THE TASK: Take the data that follows and retype it word for word.

DATA FOR THIS TASK:
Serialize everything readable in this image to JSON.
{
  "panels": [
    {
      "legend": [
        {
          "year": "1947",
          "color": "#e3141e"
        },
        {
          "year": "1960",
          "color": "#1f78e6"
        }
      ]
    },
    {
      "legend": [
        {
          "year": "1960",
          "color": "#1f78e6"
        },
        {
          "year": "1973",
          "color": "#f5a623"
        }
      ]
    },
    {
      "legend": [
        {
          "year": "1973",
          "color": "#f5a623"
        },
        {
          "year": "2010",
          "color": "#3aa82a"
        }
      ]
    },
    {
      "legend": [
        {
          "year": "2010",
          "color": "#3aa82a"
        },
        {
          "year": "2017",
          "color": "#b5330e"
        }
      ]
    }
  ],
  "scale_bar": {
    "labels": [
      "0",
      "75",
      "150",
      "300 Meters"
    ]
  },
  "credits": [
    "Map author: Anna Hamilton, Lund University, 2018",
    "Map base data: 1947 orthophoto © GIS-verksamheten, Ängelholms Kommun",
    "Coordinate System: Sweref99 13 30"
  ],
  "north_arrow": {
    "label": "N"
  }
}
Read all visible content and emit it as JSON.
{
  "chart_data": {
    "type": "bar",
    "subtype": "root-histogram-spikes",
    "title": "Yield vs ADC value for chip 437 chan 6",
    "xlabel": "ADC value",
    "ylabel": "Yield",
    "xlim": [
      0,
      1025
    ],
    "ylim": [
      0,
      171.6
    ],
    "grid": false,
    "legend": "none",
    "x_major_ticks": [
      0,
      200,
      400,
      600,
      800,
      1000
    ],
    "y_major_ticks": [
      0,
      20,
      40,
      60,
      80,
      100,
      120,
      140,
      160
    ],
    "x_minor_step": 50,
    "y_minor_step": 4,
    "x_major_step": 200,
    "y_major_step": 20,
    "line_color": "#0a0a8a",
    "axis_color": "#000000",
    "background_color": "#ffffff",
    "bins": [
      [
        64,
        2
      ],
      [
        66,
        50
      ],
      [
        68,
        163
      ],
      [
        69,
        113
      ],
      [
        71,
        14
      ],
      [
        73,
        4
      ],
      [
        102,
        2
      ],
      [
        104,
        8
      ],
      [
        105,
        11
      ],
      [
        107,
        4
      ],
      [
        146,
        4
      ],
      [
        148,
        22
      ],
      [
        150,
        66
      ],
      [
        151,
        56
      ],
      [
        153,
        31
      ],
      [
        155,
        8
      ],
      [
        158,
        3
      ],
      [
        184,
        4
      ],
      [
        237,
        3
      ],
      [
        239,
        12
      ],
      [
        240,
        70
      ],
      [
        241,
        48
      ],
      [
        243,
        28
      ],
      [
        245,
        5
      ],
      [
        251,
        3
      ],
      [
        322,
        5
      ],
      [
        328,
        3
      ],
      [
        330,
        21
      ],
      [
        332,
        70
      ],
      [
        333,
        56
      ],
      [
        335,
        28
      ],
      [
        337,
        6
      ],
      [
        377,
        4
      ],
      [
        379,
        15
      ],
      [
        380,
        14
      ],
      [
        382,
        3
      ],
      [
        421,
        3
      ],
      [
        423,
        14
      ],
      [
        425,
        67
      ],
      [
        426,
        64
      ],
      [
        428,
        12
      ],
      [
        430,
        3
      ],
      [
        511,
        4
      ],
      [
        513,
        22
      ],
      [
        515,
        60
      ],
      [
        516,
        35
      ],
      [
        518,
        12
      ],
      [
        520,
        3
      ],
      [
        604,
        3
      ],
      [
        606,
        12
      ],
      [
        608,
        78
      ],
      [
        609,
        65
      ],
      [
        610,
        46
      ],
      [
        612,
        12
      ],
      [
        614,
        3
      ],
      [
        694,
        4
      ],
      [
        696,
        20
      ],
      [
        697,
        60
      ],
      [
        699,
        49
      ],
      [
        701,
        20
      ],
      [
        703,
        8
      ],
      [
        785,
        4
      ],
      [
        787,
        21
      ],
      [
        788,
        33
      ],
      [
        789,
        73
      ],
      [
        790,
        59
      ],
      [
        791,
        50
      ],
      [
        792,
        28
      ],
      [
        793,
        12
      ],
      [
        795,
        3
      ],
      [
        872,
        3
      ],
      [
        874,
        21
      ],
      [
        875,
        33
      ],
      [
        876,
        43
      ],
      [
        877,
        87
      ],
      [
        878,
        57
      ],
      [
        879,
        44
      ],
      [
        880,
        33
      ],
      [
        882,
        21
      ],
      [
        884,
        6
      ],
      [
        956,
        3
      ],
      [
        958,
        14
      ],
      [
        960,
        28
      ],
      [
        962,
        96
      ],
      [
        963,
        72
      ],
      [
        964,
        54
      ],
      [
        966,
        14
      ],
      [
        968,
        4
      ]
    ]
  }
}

RESPONSE FOR THIS EXERCISE:
Serialize everything readable in this image to JSON.
{
  "panels": [
    {
      "legend": [
        {
          "year": "1947",
          "color": "#e3141e"
        },
        {
          "year": "1960",
          "color": "#1f78e6"
        }
      ]
    },
    {
      "legend": [
        {
          "year": "1960",
          "color": "#1f78e6"
        },
        {
          "year": "1973",
          "color": "#f5a623"
        }
      ]
    },
    {
      "legend": [
        {
          "year": "1973",
          "color": "#f5a623"
        },
        {
          "year": "2010",
          "color": "#3aa82a"
        }
      ]
    },
    {
      "legend": [
        {
          "year": "2010",
          "color": "#3aa82a"
        },
        {
          "year": "2017",
          "color": "#b5330e"
        }
      ]
    }
  ],
  "scale_bar": {
    "labels": [
      "0",
      "75",
      "150",
      "300 Meters"
    ]
  },
  "credits": [
    "Map author: Anna Hamilton, Lund University, 2018",
    "Map base data: 1947 orthophoto © GIS-verksamheten, Ängelholms Kommun",
    "Coordinate System: Sweref99 13 30"
  ],
  "north_arrow": {
    "label": "N"
  }
}
Read all visible content and emit it as JSON.
{
  "chart_data": {
    "type": "bar",
    "subtype": "root-histogram-spikes",
    "title": "Yield vs ADC value for chip 437 chan 6",
    "xlabel": "ADC value",
    "ylabel": "Yield",
    "xlim": [
      0,
      1025
    ],
    "ylim": [
      0,
      171.6
    ],
    "grid": false,
    "legend": "none",
    "x_major_ticks": [
      0,
      200,
      400,
      600,
      800,
      1000
    ],
    "y_major_ticks": [
      0,
      20,
      40,
      60,
      80,
      100,
      120,
      140,
      160
    ],
    "x_minor_step": 50,
    "y_minor_step": 4,
    "x_major_step": 200,
    "y_major_step": 20,
    "line_color": "#0a0a8a",
    "axis_color": "#000000",
    "background_color": "#ffffff",
    "bins": [
      [
        64,
        2
      ],
      [
        66,
        50
      ],
      [
        68,
        163
      ],
      [
        69,
        113
      ],
      [
        71,
        14
      ],
      [
        73,
        4
      ],
      [
        102,
        2
      ],
      [
        104,
        8
      ],
      [
        105,
        11
      ],
      [
        107,
        4
      ],
      [
        146,
        4
      ],
      [
        148,
        22
      ],
      [
        150,
        66
      ],
      [
        151,
        56
      ],
      [
        153,
        31
      ],
      [
        155,
        8
      ],
      [
        158,
        3
      ],
      [
        184,
        4
      ],
      [
        237,
        3
      ],
      [
        239,
        12
      ],
      [
        240,
        70
      ],
      [
        241,
        48
      ],
      [
        243,
        28
      ],
      [
        245,
        5
      ],
      [
        251,
        3
      ],
      [
        322,
        5
      ],
      [
        328,
        3
      ],
      [
        330,
        21
      ],
      [
        332,
        70
      ],
      [
        333,
        56
      ],
      [
        335,
        28
      ],
      [
        337,
        6
      ],
      [
        377,
        4
      ],
      [
        379,
        15
      ],
      [
        380,
        14
      ],
      [
        382,
        3
      ],
      [
        421,
        3
      ],
      [
        423,
        14
      ],
      [
        425,
        67
      ],
      [
        426,
        64
      ],
      [
        428,
        12
      ],
      [
        430,
        3
      ],
      [
        511,
        4
      ],
      [
        513,
        22
      ],
      [
        515,
        60
      ],
      [
        516,
        35
      ],
      [
        518,
        12
      ],
      [
        520,
        3
      ],
      [
        604,
        3
      ],
      [
        606,
        12
      ],
      [
        608,
        78
      ],
      [
        609,
        65
      ],
      [
        610,
        46
      ],
      [
        612,
        12
      ],
      [
        614,
        3
      ],
      [
        694,
        4
      ],
      [
        696,
        20
      ],
      [
        697,
        60
      ],
      [
        699,
        49
      ],
      [
        701,
        20
      ],
      [
        703,
        8
      ],
      [
        785,
        4
      ],
      [
        787,
        21
      ],
      [
        788,
        33
      ],
      [
        789,
        73
      ],
      [
        790,
        59
      ],
      [
        791,
        50
      ],
      [
        792,
        28
      ],
      [
        793,
        12
      ],
      [
        795,
        3
      ],
      [
        872,
        3
      ],
      [
        874,
        21
      ],
      [
        875,
        33
      ],
      [
        876,
        43
      ],
      [
        877,
        87
      ],
      [
        878,
        57
      ],
      [
        879,
        44
      ],
      [
        880,
        33
      ],
      [
        882,
        21
      ],
      [
        884,
        6
      ],
      [
        956,
        3
      ],
      [
        958,
        14
      ],
      [
        960,
        28
      ],
      [
        962,
        96
      ],
      [
        963,
        72
      ],
      [
        964,
        54
      ],
      [
        966,
        14
      ],
      [
        968,
        4
      ]
    ]
  }
}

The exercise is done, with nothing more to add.